··· Given data ···
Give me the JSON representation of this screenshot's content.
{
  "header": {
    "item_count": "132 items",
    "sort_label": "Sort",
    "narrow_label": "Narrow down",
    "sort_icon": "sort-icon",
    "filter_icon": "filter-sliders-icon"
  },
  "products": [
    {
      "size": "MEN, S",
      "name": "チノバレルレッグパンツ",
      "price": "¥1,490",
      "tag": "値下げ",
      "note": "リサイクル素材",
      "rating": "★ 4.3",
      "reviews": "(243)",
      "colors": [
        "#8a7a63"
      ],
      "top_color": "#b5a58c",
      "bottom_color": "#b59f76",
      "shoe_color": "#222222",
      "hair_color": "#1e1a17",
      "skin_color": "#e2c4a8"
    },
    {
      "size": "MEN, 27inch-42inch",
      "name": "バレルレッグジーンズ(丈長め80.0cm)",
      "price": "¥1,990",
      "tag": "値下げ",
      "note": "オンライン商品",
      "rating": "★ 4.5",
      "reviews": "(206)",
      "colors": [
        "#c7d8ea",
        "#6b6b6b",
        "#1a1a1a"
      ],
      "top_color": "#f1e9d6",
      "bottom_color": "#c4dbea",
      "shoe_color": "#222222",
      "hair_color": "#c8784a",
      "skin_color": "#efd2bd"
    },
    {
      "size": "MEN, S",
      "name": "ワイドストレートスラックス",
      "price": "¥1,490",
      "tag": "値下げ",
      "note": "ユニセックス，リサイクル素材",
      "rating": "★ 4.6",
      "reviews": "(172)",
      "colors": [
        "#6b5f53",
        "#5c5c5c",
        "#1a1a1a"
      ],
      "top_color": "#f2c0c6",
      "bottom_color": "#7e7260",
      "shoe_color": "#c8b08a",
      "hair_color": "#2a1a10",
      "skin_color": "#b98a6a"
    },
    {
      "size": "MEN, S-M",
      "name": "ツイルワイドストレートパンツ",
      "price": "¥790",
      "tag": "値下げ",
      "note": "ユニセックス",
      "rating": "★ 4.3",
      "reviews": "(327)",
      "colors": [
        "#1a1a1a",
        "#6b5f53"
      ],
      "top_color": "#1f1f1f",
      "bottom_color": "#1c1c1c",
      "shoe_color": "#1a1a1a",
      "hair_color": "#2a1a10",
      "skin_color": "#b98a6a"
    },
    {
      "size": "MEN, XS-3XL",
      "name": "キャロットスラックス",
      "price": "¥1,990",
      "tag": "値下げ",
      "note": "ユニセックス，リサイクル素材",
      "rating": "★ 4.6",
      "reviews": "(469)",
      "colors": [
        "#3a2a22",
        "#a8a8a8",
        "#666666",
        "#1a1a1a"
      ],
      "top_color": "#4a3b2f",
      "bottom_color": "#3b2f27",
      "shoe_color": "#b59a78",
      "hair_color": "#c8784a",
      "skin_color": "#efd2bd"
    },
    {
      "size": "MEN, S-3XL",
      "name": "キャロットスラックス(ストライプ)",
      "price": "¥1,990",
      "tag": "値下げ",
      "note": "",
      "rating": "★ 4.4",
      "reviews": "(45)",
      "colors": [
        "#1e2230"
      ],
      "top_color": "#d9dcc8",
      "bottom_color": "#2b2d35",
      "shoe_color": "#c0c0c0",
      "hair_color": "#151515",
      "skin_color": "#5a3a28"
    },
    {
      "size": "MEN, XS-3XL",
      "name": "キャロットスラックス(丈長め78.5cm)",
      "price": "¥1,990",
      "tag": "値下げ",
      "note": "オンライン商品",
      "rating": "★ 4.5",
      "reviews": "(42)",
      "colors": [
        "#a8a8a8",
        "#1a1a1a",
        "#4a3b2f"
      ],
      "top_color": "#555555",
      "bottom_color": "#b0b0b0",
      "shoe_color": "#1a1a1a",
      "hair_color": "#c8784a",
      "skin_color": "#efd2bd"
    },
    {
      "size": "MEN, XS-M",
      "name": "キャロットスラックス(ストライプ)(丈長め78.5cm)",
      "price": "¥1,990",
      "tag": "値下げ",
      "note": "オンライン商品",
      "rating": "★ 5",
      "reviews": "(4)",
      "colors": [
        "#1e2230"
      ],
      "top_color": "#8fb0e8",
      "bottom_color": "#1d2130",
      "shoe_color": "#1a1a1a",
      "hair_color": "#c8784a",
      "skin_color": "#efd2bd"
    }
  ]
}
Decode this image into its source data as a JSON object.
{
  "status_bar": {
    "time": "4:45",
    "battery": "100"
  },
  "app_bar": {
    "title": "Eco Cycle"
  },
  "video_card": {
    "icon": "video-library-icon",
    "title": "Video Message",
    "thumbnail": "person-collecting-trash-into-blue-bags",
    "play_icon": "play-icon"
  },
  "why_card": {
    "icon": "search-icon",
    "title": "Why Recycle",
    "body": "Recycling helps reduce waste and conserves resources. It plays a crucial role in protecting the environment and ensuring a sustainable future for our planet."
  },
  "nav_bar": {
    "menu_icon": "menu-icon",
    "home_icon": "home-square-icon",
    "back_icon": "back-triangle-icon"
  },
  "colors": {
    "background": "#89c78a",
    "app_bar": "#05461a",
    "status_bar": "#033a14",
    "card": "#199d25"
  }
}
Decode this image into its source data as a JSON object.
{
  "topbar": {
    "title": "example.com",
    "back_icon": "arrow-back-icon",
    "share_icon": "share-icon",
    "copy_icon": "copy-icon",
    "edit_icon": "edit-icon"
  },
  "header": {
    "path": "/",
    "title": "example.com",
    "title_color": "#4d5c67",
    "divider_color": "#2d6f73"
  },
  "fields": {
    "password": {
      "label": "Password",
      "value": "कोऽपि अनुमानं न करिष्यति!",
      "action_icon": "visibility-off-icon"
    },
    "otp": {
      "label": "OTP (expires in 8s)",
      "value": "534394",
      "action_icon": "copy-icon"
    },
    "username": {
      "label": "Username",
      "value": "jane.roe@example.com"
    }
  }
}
···
The exercise:
Write out every line exactly as it stands.

Problem solution:
Give me the JSON representation of this screenshot's content.
{
  "header": {
    "item_count": "132 items",
    "sort_label": "Sort",
    "narrow_label": "Narrow down",
    "sort_icon": "sort-icon",
    "filter_icon": "filter-sliders-icon"
  },
  "products": [
    {
      "size": "MEN, S",
      "name": "チノバレルレッグパンツ",
      "price": "¥1,490",
      "tag": "値下げ",
      "note": "リサイクル素材",
      "rating": "★ 4.3",
      "reviews": "(243)",
      "colors": [
        "#8a7a63"
      ],
      "top_color": "#b5a58c",
      "bottom_color": "#b59f76",
      "shoe_color": "#222222",
      "hair_color": "#1e1a17",
      "skin_color": "#e2c4a8"
    },
    {
      "size": "MEN, 27inch-42inch",
      "name": "バレルレッグジーンズ(丈長め80.0cm)",
      "price": "¥1,990",
      "tag": "値下げ",
      "note": "オンライン商品",
      "rating": "★ 4.5",
      "reviews": "(206)",
      "colors": [
        "#c7d8ea",
        "#6b6b6b",
        "#1a1a1a"
      ],
      "top_color": "#f1e9d6",
      "bottom_color": "#c4dbea",
      "shoe_color": "#222222",
      "hair_color": "#c8784a",
      "skin_color": "#efd2bd"
    },
    {
      "size": "MEN, S",
      "name": "ワイドストレートスラックス",
      "price": "¥1,490",
      "tag": "値下げ",
      "note": "ユニセックス，リサイクル素材",
      "rating": "★ 4.6",
      "reviews": "(172)",
      "colors": [
        "#6b5f53",
        "#5c5c5c",
        "#1a1a1a"
      ],
      "top_color": "#f2c0c6",
      "bottom_color": "#7e7260",
      "shoe_color": "#c8b08a",
      "hair_color": "#2a1a10",
      "skin_color": "#b98a6a"
    },
    {
      "size": "MEN, S-M",
      "name": "ツイルワイドストレートパンツ",
      "price": "¥790",
      "tag": "値下げ",
      "note": "ユニセックス",
      "rating": "★ 4.3",
      "reviews": "(327)",
      "colors": [
        "#1a1a1a",
        "#6b5f53"
      ],
      "top_color": "#1f1f1f",
      "bottom_color": "#1c1c1c",
      "shoe_color": "#1a1a1a",
      "hair_color": "#2a1a10",
      "skin_color": "#b98a6a"
    },
    {
      "size": "MEN, XS-3XL",
      "name": "キャロットスラックス",
      "price": "¥1,990",
      "tag": "値下げ",
      "note": "ユニセックス，リサイクル素材",
      "rating": "★ 4.6",
      "reviews": "(469)",
      "colors": [
        "#3a2a22",
        "#a8a8a8",
        "#666666",
        "#1a1a1a"
      ],
      "top_color": "#4a3b2f",
      "bottom_color": "#3b2f27",
      "shoe_color": "#b59a78",
      "hair_color": "#c8784a",
      "skin_color": "#efd2bd"
    },
    {
      "size": "MEN, S-3XL",
      "name": "キャロットスラックス(ストライプ)",
      "price": "¥1,990",
      "tag": "値下げ",
      "note": "",
      "rating": "★ 4.4",
      "reviews": "(45)",
      "colors": [
        "#1e2230"
      ],
      "top_color": "#d9dcc8",
      "bottom_color": "#2b2d35",
      "shoe_color": "#c0c0c0",
      "hair_color": "#151515",
      "skin_color": "#5a3a28"
    },
    {
      "size": "MEN, XS-3XL",
      "name": "キャロットスラックス(丈長め78.5cm)",
      "price": "¥1,990",
      "tag": "値下げ",
      "note": "オンライン商品",
      "rating": "★ 4.5",
      "reviews": "(42)",
      "colors": [
        "#a8a8a8",
        "#1a1a1a",
        "#4a3b2f"
      ],
      "top_color": "#555555",
      "bottom_color": "#b0b0b0",
      "shoe_color": "#1a1a1a",
      "hair_color": "#c8784a",
      "skin_color": "#efd2bd"
    },
    {
      "size": "MEN, XS-M",
      "name": "キャロットスラックス(ストライプ)(丈長め78.5cm)",
      "price": "¥1,990",
      "tag": "値下げ",
      "note": "オンライン商品",
      "rating": "★ 5",
      "reviews": "(4)",
      "colors": [
        "#1e2230"
      ],
      "top_color": "#8fb0e8",
      "bottom_color": "#1d2130",
      "shoe_color": "#1a1a1a",
      "hair_color": "#c8784a",
      "skin_color": "#efd2bd"
    }
  ]
}
Decode this image into its source data as a JSON object.
{
  "status_bar": {
    "time": "4:45",
    "battery": "100"
  },
  "app_bar": {
    "title": "Eco Cycle"
  },
  "video_card": {
    "icon": "video-library-icon",
    "title": "Video Message",
    "thumbnail": "person-collecting-trash-into-blue-bags",
    "play_icon": "play-icon"
  },
  "why_card": {
    "icon": "search-icon",
    "title": "Why Recycle",
    "body": "Recycling helps reduce waste and conserves resources. It plays a crucial role in protecting the environment and ensuring a sustainable future for our planet."
  },
  "nav_bar": {
    "menu_icon": "menu-icon",
    "home_icon": "home-square-icon",
    "back_icon": "back-triangle-icon"
  },
  "colors": {
    "background": "#89c78a",
    "app_bar": "#05461a",
    "status_bar": "#033a14",
    "card": "#199d25"
  }
}
Decode this image into its source data as a JSON object.
{
  "topbar": {
    "title": "example.com",
    "back_icon": "arrow-back-icon",
    "share_icon": "share-icon",
    "copy_icon": "copy-icon",
    "edit_icon": "edit-icon"
  },
  "header": {
    "path": "/",
    "title": "example.com",
    "title_color": "#4d5c67",
    "divider_color": "#2d6f73"
  },
  "fields": {
    "password": {
      "label": "Password",
      "value": "कोऽपि अनुमानं न करिष्यति!",
      "action_icon": "visibility-off-icon"
    },
    "otp": {
      "label": "OTP (expires in 8s)",
      "value": "534394",
      "action_icon": "copy-icon"
    },
    "username": {
      "label": "Username",
      "value": "jane.roe@example.com"
    }
  }
}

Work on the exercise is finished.